[Entries taken from a collection]
────────

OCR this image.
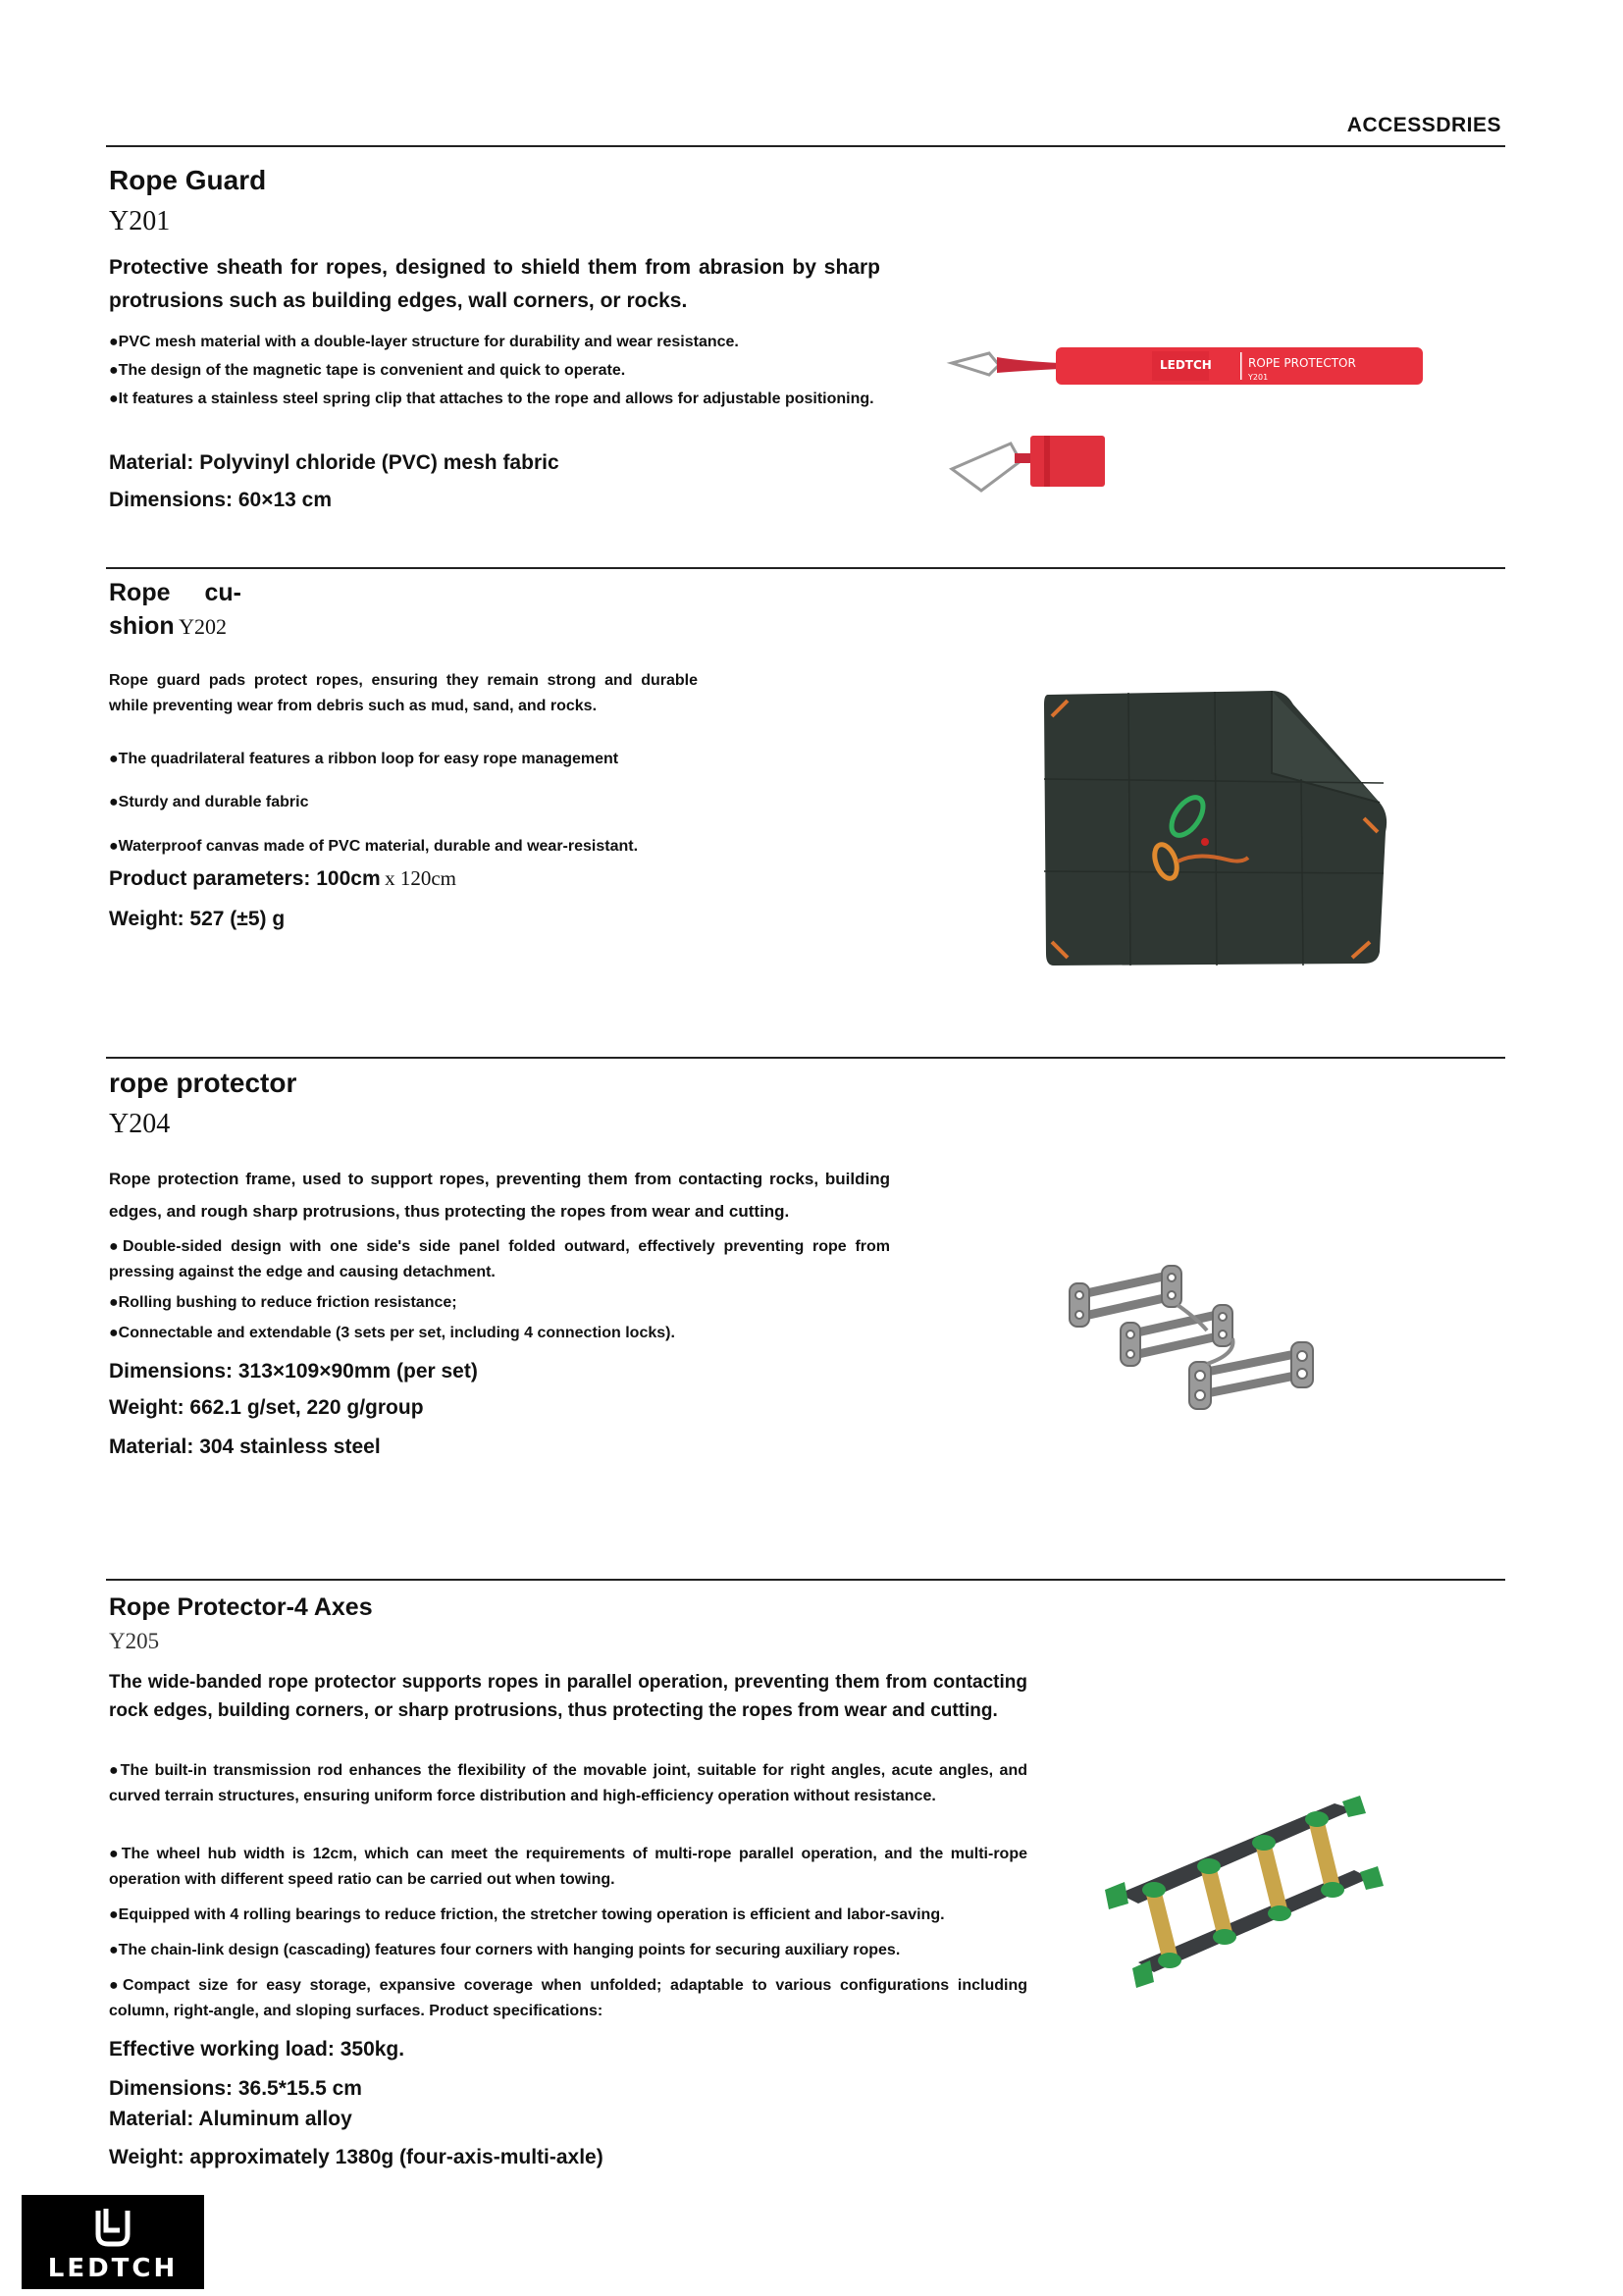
ACCESSDRIES
Rope Guard
Y201
Protective sheath for ropes, designed to shield them from abrasion by sharp protrusions such as building edges, wall corners, or rocks.
●PVC mesh material with a double-layer structure for durability and wear resistance.
●The design of the magnetic tape is convenient and quick to operate.
●It features a stainless steel spring clip that attaches to the rope and allows for adjustable positioning.
Material: Polyvinyl chloride (PVC) mesh fabric
Dimensions: 60×13 cm
LEDTCH	ROPE PROTECTOR
Y201
Rope cu-
shion Y202
Rope guard pads protect ropes, ensuring they remain strong and durable while preventing wear from debris such as mud, sand, and rocks.
●The quadrilateral features a ribbon loop for easy rope management
●Sturdy and durable fabric
●Waterproof canvas made of PVC material, durable and wear-resistant.
Product parameters: 100cm x 120cm
Weight: 527 (±5) g
rope protector
Y204
Rope protection frame, used to support ropes, preventing them from contacting rocks, building edges, and rough sharp protrusions, thus protecting the ropes from wear and cutting.
●Double-sided design with one side's side panel folded outward, effectively preventing rope from pressing against the edge and causing detachment.
●Rolling bushing to reduce friction resistance;
●Connectable and extendable (3 sets per set, including 4 connection locks).
Dimensions: 313×109×90mm (per set)
Weight: 662.1 g/set, 220 g/group
Material: 304 stainless steel
Rope Protector-4 Axes
Y205
The wide-banded rope protector supports ropes in parallel operation, preventing them from contacting rock edges, building corners, or sharp protrusions, thus protecting the ropes from wear and cutting.
●The built-in transmission rod enhances the flexibility of the movable joint, suitable for right angles, acute angles, and curved terrain structures, ensuring uniform force distribution and high-efficiency operation without resistance.
●The wheel hub width is 12cm, which can meet the requirements of multi-rope parallel operation, and the multi-rope operation with different speed ratio can be carried out when towing.
●Equipped with 4 rolling bearings to reduce friction, the stretcher towing operation is efficient and labor-saving.
●The chain-link design (cascading) features four corners with hanging points for securing auxiliary ropes.
●Compact size for easy storage, expansive coverage when unfolded; adaptable to various configurations including column, right-angle, and sloping surfaces. Product specifications:
Effective working load: 350kg.
Dimensions: 36.5*15.5 cm
Material: Aluminum alloy
Weight: approximately 1380g (four-axis-multi-axle)
LEDTCH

────────

DIRECTIONS FOR THIS TASK => Go through the listing above and write it all out exactly, leaving out any picture.

REPLY =>
OCR this image.
ACCESSDRIES
Rope Guard
Y201
Protective sheath for ropes, designed to shield them from abrasion by sharp protrusions such as building edges, wall corners, or rocks.
●PVC mesh material with a double-layer structure for durability and wear resistance.
●The design of the magnetic tape is convenient and quick to operate.
●It features a stainless steel spring clip that attaches to the rope and allows for adjustable positioning.
Material: Polyvinyl chloride (PVC) mesh fabric
Dimensions: 60×13 cm
LEDTCH	ROPE PROTECTOR
Y201
Rope cu-
shion Y202
Rope guard pads protect ropes, ensuring they remain strong and durable while preventing wear from debris such as mud, sand, and rocks.
●The quadrilateral features a ribbon loop for easy rope management
●Sturdy and durable fabric
●Waterproof canvas made of PVC material, durable and wear-resistant.
Product parameters: 100cm x 120cm
Weight: 527 (±5) g
rope protector
Y204
Rope protection frame, used to support ropes, preventing them from contacting rocks, building edges, and rough sharp protrusions, thus protecting the ropes from wear and cutting.
●Double-sided design with one side's side panel folded outward, effectively preventing rope from pressing against the edge and causing detachment.
●Rolling bushing to reduce friction resistance;
●Connectable and extendable (3 sets per set, including 4 connection locks).
Dimensions: 313×109×90mm (per set)
Weight: 662.1 g/set, 220 g/group
Material: 304 stainless steel
Rope Protector-4 Axes
Y205
The wide-banded rope protector supports ropes in parallel operation, preventing them from contacting rock edges, building corners, or sharp protrusions, thus protecting the ropes from wear and cutting.
●The built-in transmission rod enhances the flexibility of the movable joint, suitable for right angles, acute angles, and curved terrain structures, ensuring uniform force distribution and high-efficiency operation without resistance.
●The wheel hub width is 12cm, which can meet the requirements of multi-rope parallel operation, and the multi-rope operation with different speed ratio can be carried out when towing.
●Equipped with 4 rolling bearings to reduce friction, the stretcher towing operation is efficient and labor-saving.
●The chain-link design (cascading) features four corners with hanging points for securing auxiliary ropes.
●Compact size for easy storage, expansive coverage when unfolded; adaptable to various configurations including column, right-angle, and sloping surfaces. Product specifications:
Effective working load: 350kg.
Dimensions: 36.5*15.5 cm
Material: Aluminum alloy
Weight: approximately 1380g (four-axis-multi-axle)
LEDTCH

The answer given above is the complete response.